STATED PROBLEM: Take from the listing each line that has the string "file".

* Start DATASET EXTRACT *

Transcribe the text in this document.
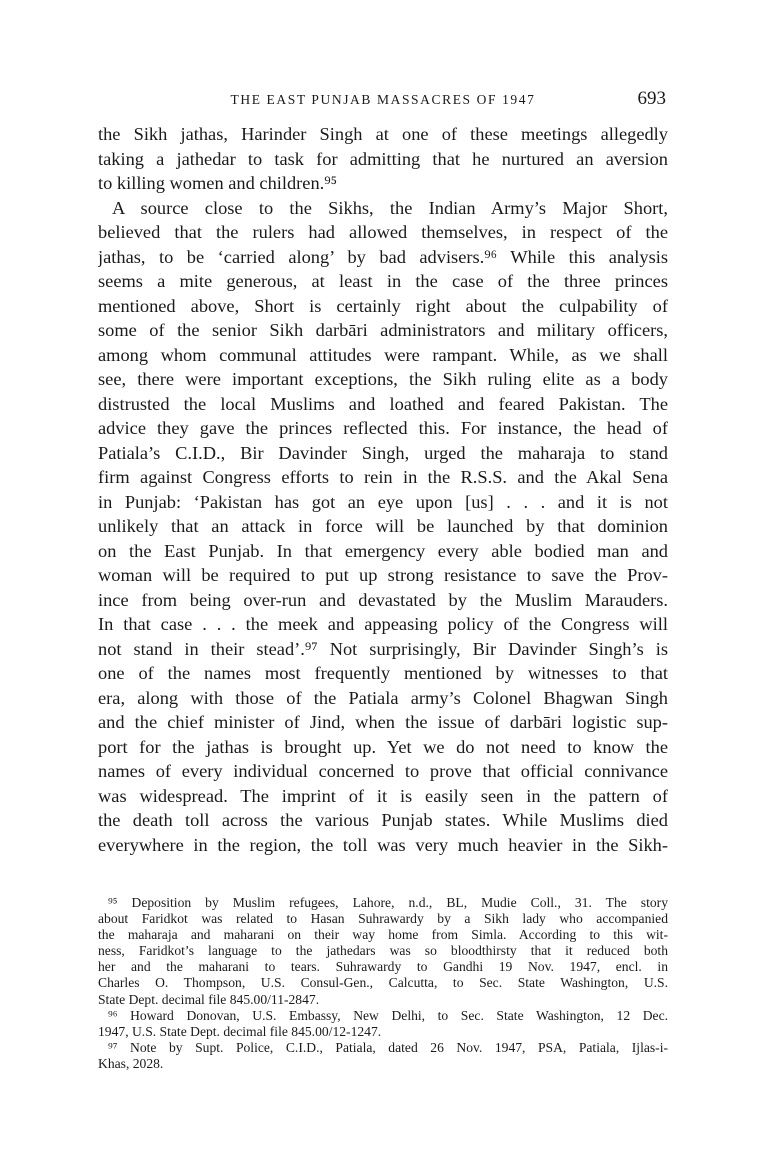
THE EAST PUNJAB MASSACRES OF 1947	693
the Sikh jathas, Harinder Singh at one of these meetings allegedly
taking a jathedar to task for admitting that he nurtured an aversion
to killing women and children.⁹⁵
A source close to the Sikhs, the Indian Army’s Major Short,
believed that the rulers had allowed themselves, in respect of the
jathas, to be ‘carried along’ by bad advisers.⁹⁶ While this analysis
seems a mite generous, at least in the case of the three princes
mentioned above, Short is certainly right about the culpability of
some of the senior Sikh darbāri administrators and military officers,
among whom communal attitudes were rampant. While, as we shall
see, there were important exceptions, the Sikh ruling elite as a body
distrusted the local Muslims and loathed and feared Pakistan. The
advice they gave the princes reflected this. For instance, the head of
Patiala’s C.I.D., Bir Davinder Singh, urged the maharaja to stand
firm against Congress efforts to rein in the R.S.S. and the Akal Sena
in Punjab: ‘Pakistan has got an eye upon [us] . . . and it is not
unlikely that an attack in force will be launched by that dominion
on the East Punjab. In that emergency every able bodied man and
woman will be required to put up strong resistance to save the Prov-
ince from being over-run and devastated by the Muslim Marauders.
In that case . . . the meek and appeasing policy of the Congress will
not stand in their stead’.⁹⁷ Not surprisingly, Bir Davinder Singh’s is
one of the names most frequently mentioned by witnesses to that
era, along with those of the Patiala army’s Colonel Bhagwan Singh
and the chief minister of Jind, when the issue of darbāri logistic sup-
port for the jathas is brought up. Yet we do not need to know the
names of every individual concerned to prove that official connivance
was widespread. The imprint of it is easily seen in the pattern of
the death toll across the various Punjab states. While Muslims died
everywhere in the region, the toll was very much heavier in the Sikh-
⁹⁵ Deposition by Muslim refugees, Lahore, n.d., BL, Mudie Coll., 31. The story
about Faridkot was related to Hasan Suhrawardy by a Sikh lady who accompanied
the maharaja and maharani on their way home from Simla. According to this wit-
ness, Faridkot’s language to the jathedars was so bloodthirsty that it reduced both
her and the maharani to tears. Suhrawardy to Gandhi 19 Nov. 1947, encl. in
Charles O. Thompson, U.S. Consul-Gen., Calcutta, to Sec. State Washington, U.S.
State Dept. decimal file 845.00/11-2847.
⁹⁶ Howard Donovan, U.S. Embassy, New Delhi, to Sec. State Washington, 12 Dec.
1947, U.S. State Dept. decimal file 845.00/12-1247.
⁹⁷ Note by Supt. Police, C.I.D., Patiala, dated 26 Nov. 1947, PSA, Patiala, Ijlas-i-
Khas, 2028.
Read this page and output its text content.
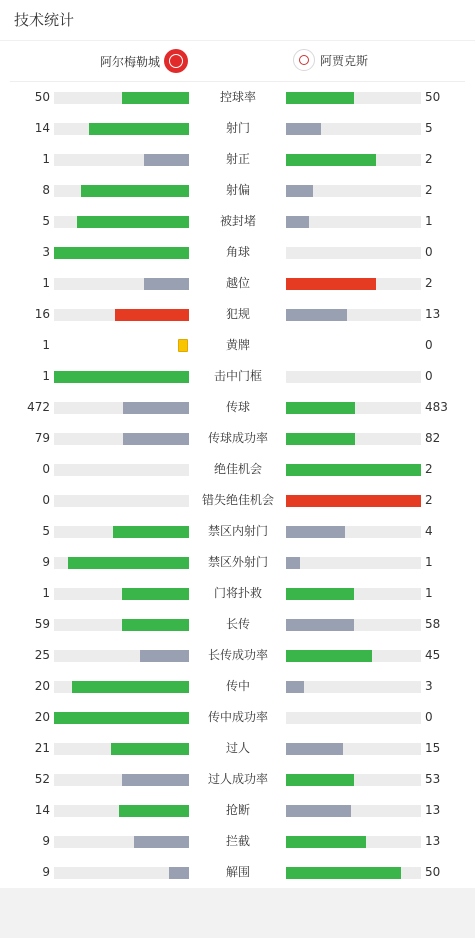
技术统计
阿尔梅勒城	阿贾克斯
50	控球率	50
14	射门	5
1	射正	2
8	射偏	2
5	被封堵	1
3	角球	0
1	越位	2
16	犯规	13
1	黄牌	0
1	击中门框	0
472	传球	483
79	传球成功率	82
0	绝佳机会	2
0	错失绝佳机会	2
5	禁区内射门	4
9	禁区外射门	1
1	门将扑救	1
59	长传	58
25	长传成功率	45
20	传中	3
20	传中成功率	0
21	过人	15
52	过人成功率	53
14	抢断	13
9	拦截	13
9	解围	50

* End DATASET EXTRACT *

TASK SOLUTION:
State Dept. decimal file 845.00/11-2847.
1947, U.S. State Dept. decimal file 845.00/12-1247.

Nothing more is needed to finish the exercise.